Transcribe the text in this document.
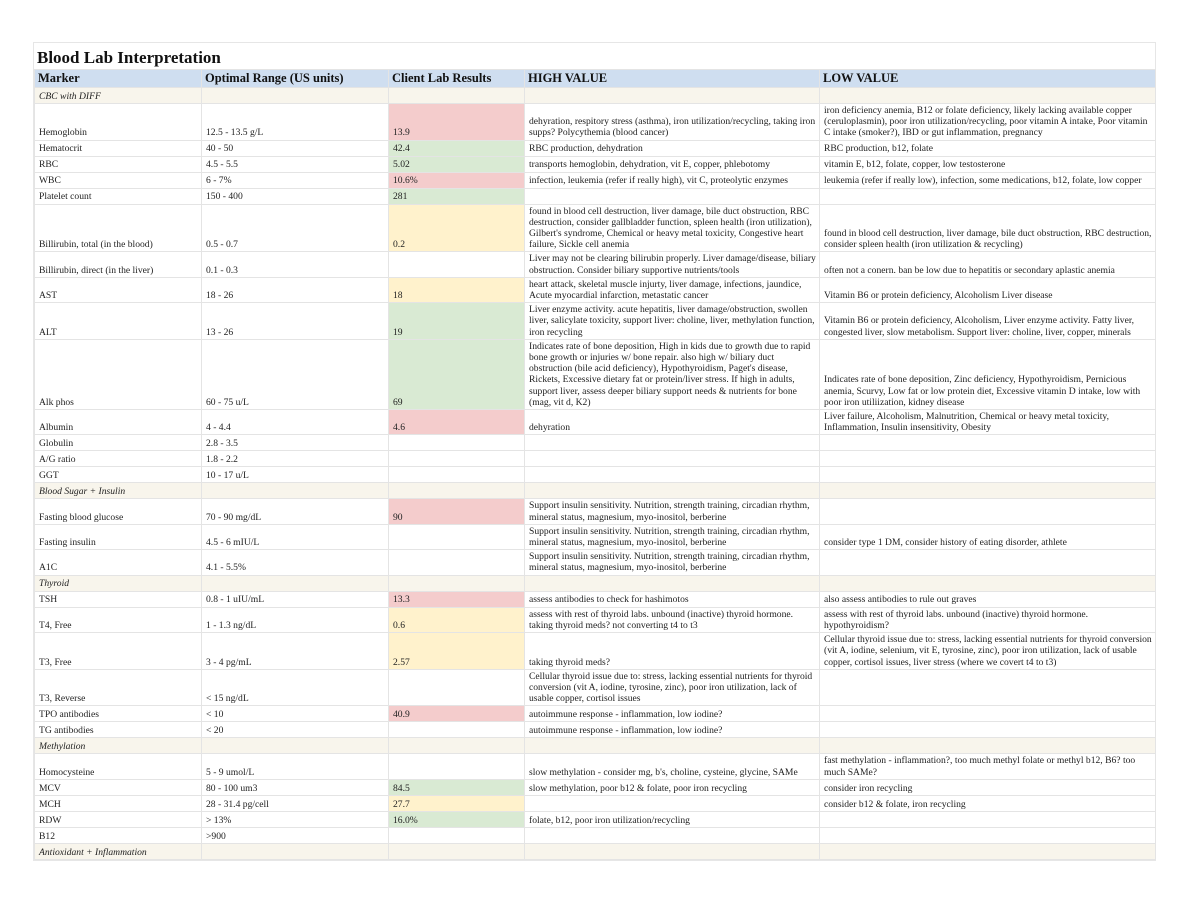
Blood Lab Interpretation
Marker	Optimal Range (US units)	Client Lab Results	HIGH VALUE	LOW VALUE
CBC with DIFF				
Hemoglobin	12.5 - 13.5 g/L	13.9	dehyration, respitory stress (asthma), iron utilization/recycling, taking iron supps? Polycythemia (blood cancer)	iron deficiency anemia, B12 or folate deficiency, likely lacking available copper (ceruloplasmin), poor iron utilization/recycling, poor vitamin A intake, Poor vitamin C intake (smoker?), IBD or gut inflammation, pregnancy
Hematocrit	40 - 50	42.4	RBC production, dehydration	RBC production, b12, folate
RBC	4.5 - 5.5	5.02	transports hemoglobin, dehydration, vit E, copper, phlebotomy	vitamin E, b12, folate, copper, low testosterone
WBC	6 - 7%	10.6%	infection, leukemia (refer if really high), vit C, proteolytic enzymes	leukemia (refer if really low), infection, some medications, b12, folate, low copper
Platelet count	150 - 400	281		
Billirubin, total (in the blood)	0.5 - 0.7	0.2	found in blood cell destruction, liver damage, bile duct obstruction, RBC destruction, consider gallbladder function, spleen health (iron utilization), Gilbert's syndrome, Chemical or heavy metal toxicity, Congestive heart failure, Sickle cell anemia	found in blood cell destruction, liver damage, bile duct obstruction, RBC destruction, consider spleen health (iron utilization & recycling)
Billirubin, direct (in the liver)	0.1 - 0.3		Liver may not be clearing bilirubin properly. Liver damage/disease, biliary obstruction. Consider biliary supportive nutrients/tools	often not a conern. ban be low due to hepatitis or secondary aplastic anemia
AST	18 - 26	18	heart attack, skeletal muscle injurty, liver damage, infections, jaundice, Acute myocardial infarction, metastatic cancer	Vitamin B6 or protein deficiency, Alcoholism Liver disease
ALT	13 - 26	19	Liver enzyme activity. acute hepatitis, liver damage/obstruction, swollen liver, salicylate toxicity, support liver: choline, liver, methylation function, iron recycling	Vitamin B6 or protein deficiency, Alcoholism, Liver enzyme activity. Fatty liver, congested liver, slow metabolism. Support liver: choline, liver, copper, minerals
Alk phos	60 - 75 u/L	69	Indicates rate of bone deposition, High in kids due to growth due to rapid bone growth or injuries w/ bone repair. also high w/ biliary duct obstruction (bile acid deficiency), Hypothyroidism, Paget's disease, Rickets, Excessive dietary fat or protein/liver stress. If high in adults, support liver, assess deeper biliary support needs & nutrients for bone (mag, vit d, K2)	Indicates rate of bone deposition, Zinc deficiency, Hypothyroidism, Pernicious anemia, Scurvy, Low fat or low protein diet, Excessive vitamin D intake, low with poor iron utiliization, kidney disease
Albumin	4 - 4.4	4.6	dehyration	Liver failure, Alcoholism, Malnutrition, Chemical or heavy metal toxicity, Inflammation, Insulin insensitivity, Obesity
Globulin	2.8 - 3.5			
A/G ratio	1.8 - 2.2			
GGT	10 - 17 u/L			
Blood Sugar + Insulin				
Fasting blood glucose	70 - 90 mg/dL	90	Support insulin sensitivity. Nutrition, strength training, circadian rhythm, mineral status, magnesium, myo-inositol, berberine	
Fasting insulin	4.5 - 6 mIU/L		Support insulin sensitivity. Nutrition, strength training, circadian rhythm, mineral status, magnesium, myo-inositol, berberine	consider type 1 DM, consider history of eating disorder, athlete
A1C	4.1 - 5.5%		Support insulin sensitivity. Nutrition, strength training, circadian rhythm, mineral status, magnesium, myo-inositol, berberine	
Thyroid				
TSH	0.8 - 1 uIU/mL	13.3	assess antibodies to check for hashimotos	also assess antibodies to rule out graves
T4, Free	1 - 1.3 ng/dL	0.6	assess with rest of thyroid labs. unbound (inactive) thyroid hormone. taking thyroid meds? not converting t4 to t3	assess with rest of thyroid labs. unbound (inactive) thyroid hormone. hypothyroidism?
T3, Free	3 - 4 pg/mL	2.57	taking thyroid meds?	Cellular thyroid issue due to: stress, lacking essential nutrients for thyroid conversion (vit A, iodine, selenium, vit E, tyrosine, zinc), poor iron utilization, lack of usable copper, cortisol issues, liver stress (where we covert t4 to t3)
T3, Reverse	< 15 ng/dL		Cellular thyroid issue due to: stress, lacking essential nutrients for thyroid conversion (vit A, iodine, tyrosine, zinc), poor iron utilization, lack of usable copper, cortisol issues	
TPO antibodies	< 10	40.9	autoimmune response - inflammation, low iodine?	
TG antibodies	< 20		autoimmune response - inflammation, low iodine?	
Methylation				
Homocysteine	5 - 9 umol/L		slow methylation - consider mg, b's, choline, cysteine, glycine, SAMe	fast methylation - inflammation?, too much methyl folate or methyl b12, B6? too much SAMe?
MCV	80 - 100 um3	84.5	slow methylation, poor b12 & folate, poor iron recycling	consider iron recycling
MCH	28 - 31.4 pg/cell	27.7		consider b12 & folate, iron recycling
RDW	> 13%	16.0%	folate, b12, poor iron utilization/recycling	
B12	>900			
Antioxidant + Inflammation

◆ ◆ ◆ ◆ ◆

» **Brief**: What is needed is an exact copy of the records above, with no pictures in it.

» **Response for this exercise**:
Transcribe the text in this document.
Blood Lab Interpretation
Marker	Optimal Range (US units)	Client Lab Results	HIGH VALUE	LOW VALUE
CBC with DIFF				
Hemoglobin	12.5 - 13.5 g/L	13.9	dehyration, respitory stress (asthma), iron utilization/recycling, taking iron supps? Polycythemia (blood cancer)	iron deficiency anemia, B12 or folate deficiency, likely lacking available copper (ceruloplasmin), poor iron utilization/recycling, poor vitamin A intake, Poor vitamin C intake (smoker?), IBD or gut inflammation, pregnancy
Hematocrit	40 - 50	42.4	RBC production, dehydration	RBC production, b12, folate
RBC	4.5 - 5.5	5.02	transports hemoglobin, dehydration, vit E, copper, phlebotomy	vitamin E, b12, folate, copper, low testosterone
WBC	6 - 7%	10.6%	infection, leukemia (refer if really high), vit C, proteolytic enzymes	leukemia (refer if really low), infection, some medications, b12, folate, low copper
Platelet count	150 - 400	281		
Billirubin, total (in the blood)	0.5 - 0.7	0.2	found in blood cell destruction, liver damage, bile duct obstruction, RBC destruction, consider gallbladder function, spleen health (iron utilization), Gilbert's syndrome, Chemical or heavy metal toxicity, Congestive heart failure, Sickle cell anemia	found in blood cell destruction, liver damage, bile duct obstruction, RBC destruction, consider spleen health (iron utilization & recycling)
Billirubin, direct (in the liver)	0.1 - 0.3		Liver may not be clearing bilirubin properly. Liver damage/disease, biliary obstruction. Consider biliary supportive nutrients/tools	often not a conern. ban be low due to hepatitis or secondary aplastic anemia
AST	18 - 26	18	heart attack, skeletal muscle injurty, liver damage, infections, jaundice, Acute myocardial infarction, metastatic cancer	Vitamin B6 or protein deficiency, Alcoholism Liver disease
ALT	13 - 26	19	Liver enzyme activity. acute hepatitis, liver damage/obstruction, swollen liver, salicylate toxicity, support liver: choline, liver, methylation function, iron recycling	Vitamin B6 or protein deficiency, Alcoholism, Liver enzyme activity. Fatty liver, congested liver, slow metabolism. Support liver: choline, liver, copper, minerals
Alk phos	60 - 75 u/L	69	Indicates rate of bone deposition, High in kids due to growth due to rapid bone growth or injuries w/ bone repair. also high w/ biliary duct obstruction (bile acid deficiency), Hypothyroidism, Paget's disease, Rickets, Excessive dietary fat or protein/liver stress. If high in adults, support liver, assess deeper biliary support needs & nutrients for bone (mag, vit d, K2)	Indicates rate of bone deposition, Zinc deficiency, Hypothyroidism, Pernicious anemia, Scurvy, Low fat or low protein diet, Excessive vitamin D intake, low with poor iron utiliization, kidney disease
Albumin	4 - 4.4	4.6	dehyration	Liver failure, Alcoholism, Malnutrition, Chemical or heavy metal toxicity, Inflammation, Insulin insensitivity, Obesity
Globulin	2.8 - 3.5			
A/G ratio	1.8 - 2.2			
GGT	10 - 17 u/L			
Blood Sugar + Insulin				
Fasting blood glucose	70 - 90 mg/dL	90	Support insulin sensitivity. Nutrition, strength training, circadian rhythm, mineral status, magnesium, myo-inositol, berberine	
Fasting insulin	4.5 - 6 mIU/L		Support insulin sensitivity. Nutrition, strength training, circadian rhythm, mineral status, magnesium, myo-inositol, berberine	consider type 1 DM, consider history of eating disorder, athlete
A1C	4.1 - 5.5%		Support insulin sensitivity. Nutrition, strength training, circadian rhythm, mineral status, magnesium, myo-inositol, berberine	
Thyroid				
TSH	0.8 - 1 uIU/mL	13.3	assess antibodies to check for hashimotos	also assess antibodies to rule out graves
T4, Free	1 - 1.3 ng/dL	0.6	assess with rest of thyroid labs. unbound (inactive) thyroid hormone. taking thyroid meds? not converting t4 to t3	assess with rest of thyroid labs. unbound (inactive) thyroid hormone. hypothyroidism?
T3, Free	3 - 4 pg/mL	2.57	taking thyroid meds?	Cellular thyroid issue due to: stress, lacking essential nutrients for thyroid conversion (vit A, iodine, selenium, vit E, tyrosine, zinc), poor iron utilization, lack of usable copper, cortisol issues, liver stress (where we covert t4 to t3)
T3, Reverse	< 15 ng/dL		Cellular thyroid issue due to: stress, lacking essential nutrients for thyroid conversion (vit A, iodine, tyrosine, zinc), poor iron utilization, lack of usable copper, cortisol issues	
TPO antibodies	< 10	40.9	autoimmune response - inflammation, low iodine?	
TG antibodies	< 20		autoimmune response - inflammation, low iodine?	
Methylation				
Homocysteine	5 - 9 umol/L		slow methylation - consider mg, b's, choline, cysteine, glycine, SAMe	fast methylation - inflammation?, too much methyl folate or methyl b12, B6? too much SAMe?
MCV	80 - 100 um3	84.5	slow methylation, poor b12 & folate, poor iron recycling	consider iron recycling
MCH	28 - 31.4 pg/cell	27.7		consider b12 & folate, iron recycling
RDW	> 13%	16.0%	folate, b12, poor iron utilization/recycling	
B12	>900			
Antioxidant + Inflammation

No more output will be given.